**BRIEF:**
Scan the material that follows. Copy every line containing the word "benda".

**PROVIDED DATA:**
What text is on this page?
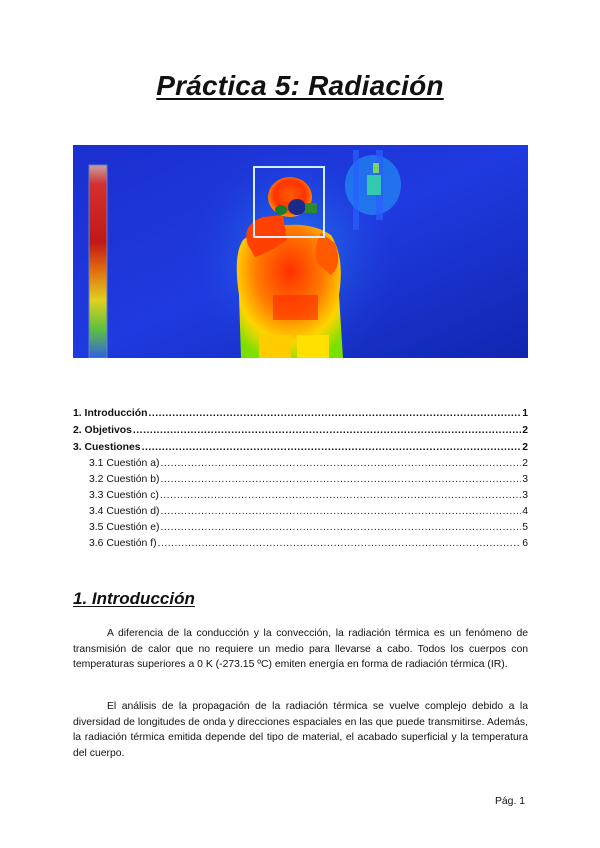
Práctica 5: Radiación
1. Introducción .....	1
2. Objetivos .....	2
3. Cuestiones .....	2
3.1 Cuestión a) .....	2
3.2 Cuestión b) .....	3
3.3 Cuestión c) .....	3
3.4 Cuestión d) .....	4
3.5 Cuestión e) .....	5
3.6 Cuestión f) .....	6
1. Introducción

A diferencia de la conducción y la convección, la radiación térmica es un fenómeno de transmisión de calor que no requiere un medio para llevarse a cabo. Todos los cuerpos con temperaturas superiores a 0 K (-273.15 ºC) emiten energía en forma de radiación térmica (IR).

El análisis de la propagación de la radiación térmica se vuelve complejo debido a la diversidad de longitudes de onda y direcciones espaciales en las que puede transmitirse. Además, la radiación térmica emitida depende del tipo de material, el acabado superficial y la temperatura del cuerpo.

Pág. 1
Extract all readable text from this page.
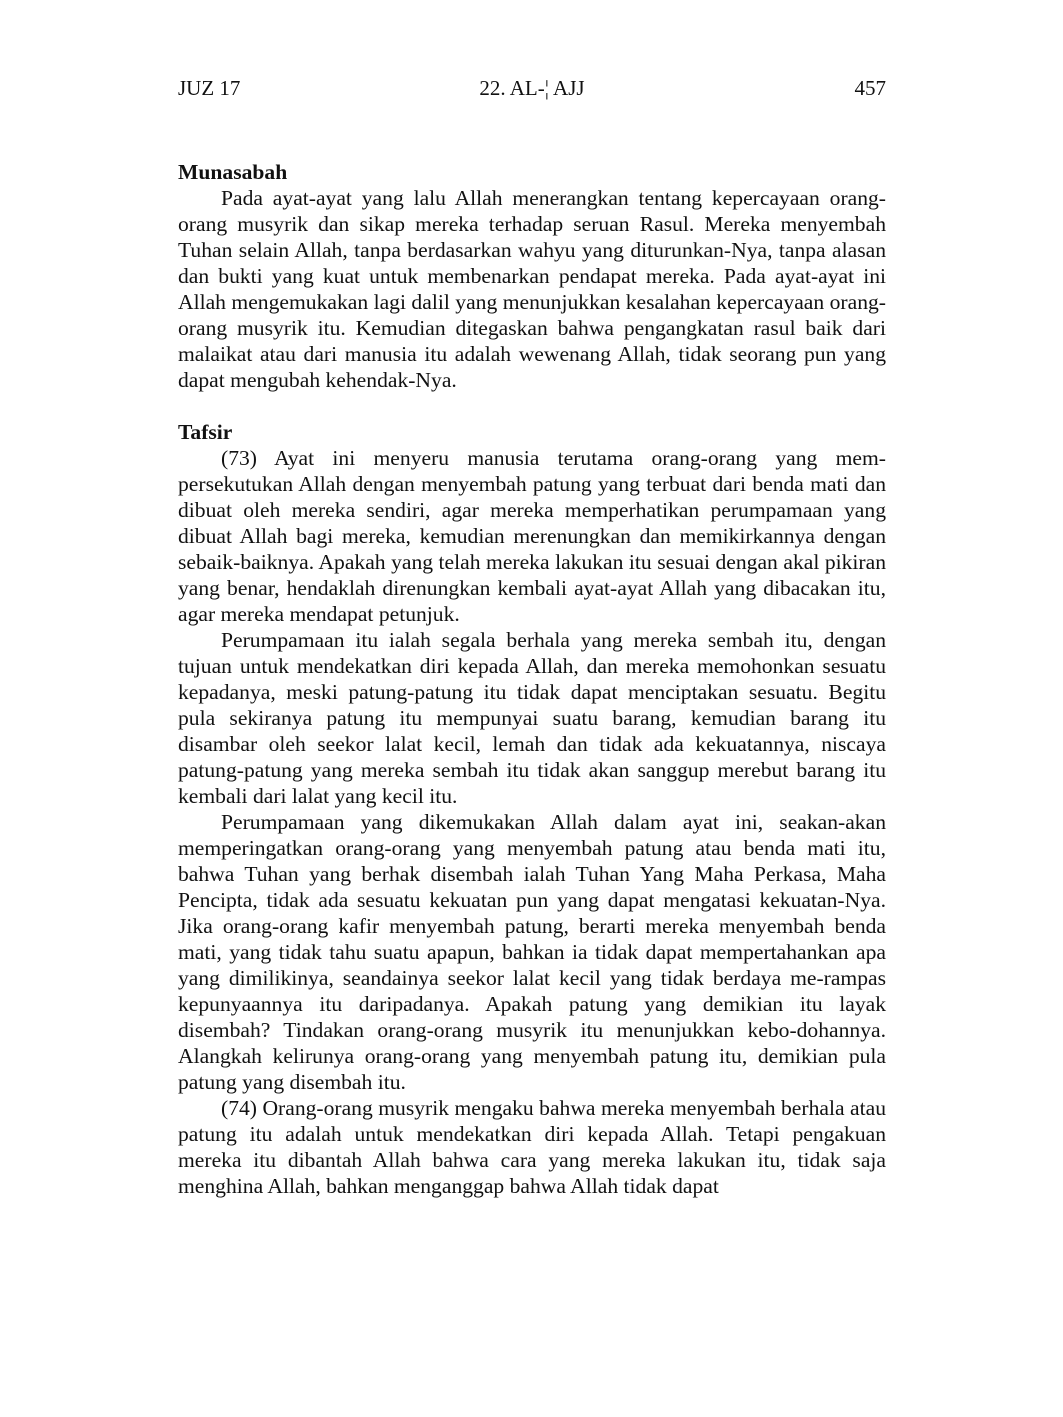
JUZ 17	22. AL-¦ AJJ	457
Munasabah

Pada ayat-ayat yang lalu Allah menerangkan tentang kepercayaan orang-orang musyrik dan sikap mereka terhadap seruan Rasul. Mereka menyembah Tuhan selain Allah, tanpa berdasarkan wahyu yang diturunkan-Nya, tanpa alasan dan bukti yang kuat untuk membenarkan pendapat mereka. Pada ayat-ayat ini Allah mengemukakan lagi dalil yang menunjukkan kesalahan kepercayaan orang-orang musyrik itu. Kemudian ditegaskan bahwa pengangkatan rasul baik dari malaikat atau dari manusia itu adalah wewenang Allah, tidak seorang pun yang dapat mengubah kehendak-Nya.

Tafsir

(73) Ayat ini menyeru manusia terutama orang-orang yang mem-persekutukan Allah dengan menyembah patung yang terbuat dari benda mati dan dibuat oleh mereka sendiri, agar mereka memperhatikan perumpamaan yang dibuat Allah bagi mereka, kemudian merenungkan dan memikirkannya dengan sebaik-baiknya. Apakah yang telah mereka lakukan itu sesuai dengan akal pikiran yang benar, hendaklah direnungkan kembali ayat-ayat Allah yang dibacakan itu, agar mereka mendapat petunjuk.

Perumpamaan itu ialah segala berhala yang mereka sembah itu, dengan tujuan untuk mendekatkan diri kepada Allah, dan mereka memohonkan sesuatu kepadanya, meski patung-patung itu tidak dapat menciptakan sesuatu. Begitu pula sekiranya patung itu mempunyai suatu barang, kemudian barang itu disambar oleh seekor lalat kecil, lemah dan tidak ada kekuatannya, niscaya patung-patung yang mereka sembah itu tidak akan sanggup merebut barang itu kembali dari lalat yang kecil itu.

Perumpamaan yang dikemukakan Allah dalam ayat ini, seakan-akan memperingatkan orang-orang yang menyembah patung atau benda mati itu, bahwa Tuhan yang berhak disembah ialah Tuhan Yang Maha Perkasa, Maha Pencipta, tidak ada sesuatu kekuatan pun yang dapat mengatasi kekuatan-Nya. Jika orang-orang kafir menyembah patung, berarti mereka menyembah benda mati, yang tidak tahu suatu apapun, bahkan ia tidak dapat mempertahankan apa yang dimilikinya, seandainya seekor lalat kecil yang tidak berdaya me-rampas kepunyaannya itu daripadanya. Apakah patung yang demikian itu layak disembah? Tindakan orang-orang musyrik itu menunjukkan kebo-dohannya. Alangkah kelirunya orang-orang yang menyembah patung itu, demikian pula patung yang disembah itu.

(74) Orang-orang musyrik mengaku bahwa mereka menyembah berhala atau patung itu adalah untuk mendekatkan diri kepada Allah. Tetapi pengakuan mereka itu dibantah Allah bahwa cara yang mereka lakukan itu, tidak saja menghina Allah, bahkan menganggap bahwa Allah tidak dapat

**EXPECTED ANSWER:**
(73) Ayat ini menyeru manusia terutama orang-orang yang mem-persekutukan Allah dengan menyembah patung yang terbuat dari benda mati dan dibuat oleh mereka sendiri, agar mereka memperhatikan perumpamaan yang dibuat Allah bagi mereka, kemudian merenungkan dan memikirkannya dengan sebaik-baiknya. Apakah yang telah mereka lakukan itu sesuai dengan akal pikiran yang benar, hendaklah direnungkan kembali ayat-ayat Allah yang dibacakan itu, agar mereka mendapat petunjuk.
Perumpamaan yang dikemukakan Allah dalam ayat ini, seakan-akan memperingatkan orang-orang yang menyembah patung atau benda mati itu, bahwa Tuhan yang berhak disembah ialah Tuhan Yang Maha Perkasa, Maha Pencipta, tidak ada sesuatu kekuatan pun yang dapat mengatasi kekuatan-Nya. Jika orang-orang kafir menyembah patung, berarti mereka menyembah benda mati, yang tidak tahu suatu apapun, bahkan ia tidak dapat mempertahankan apa yang dimilikinya, seandainya seekor lalat kecil yang tidak berdaya me-rampas kepunyaannya itu daripadanya. Apakah patung yang demikian itu layak disembah? Tindakan orang-orang musyrik itu menunjukkan kebo-dohannya. Alangkah kelirunya orang-orang yang menyembah patung itu, demikian pula patung yang disembah itu.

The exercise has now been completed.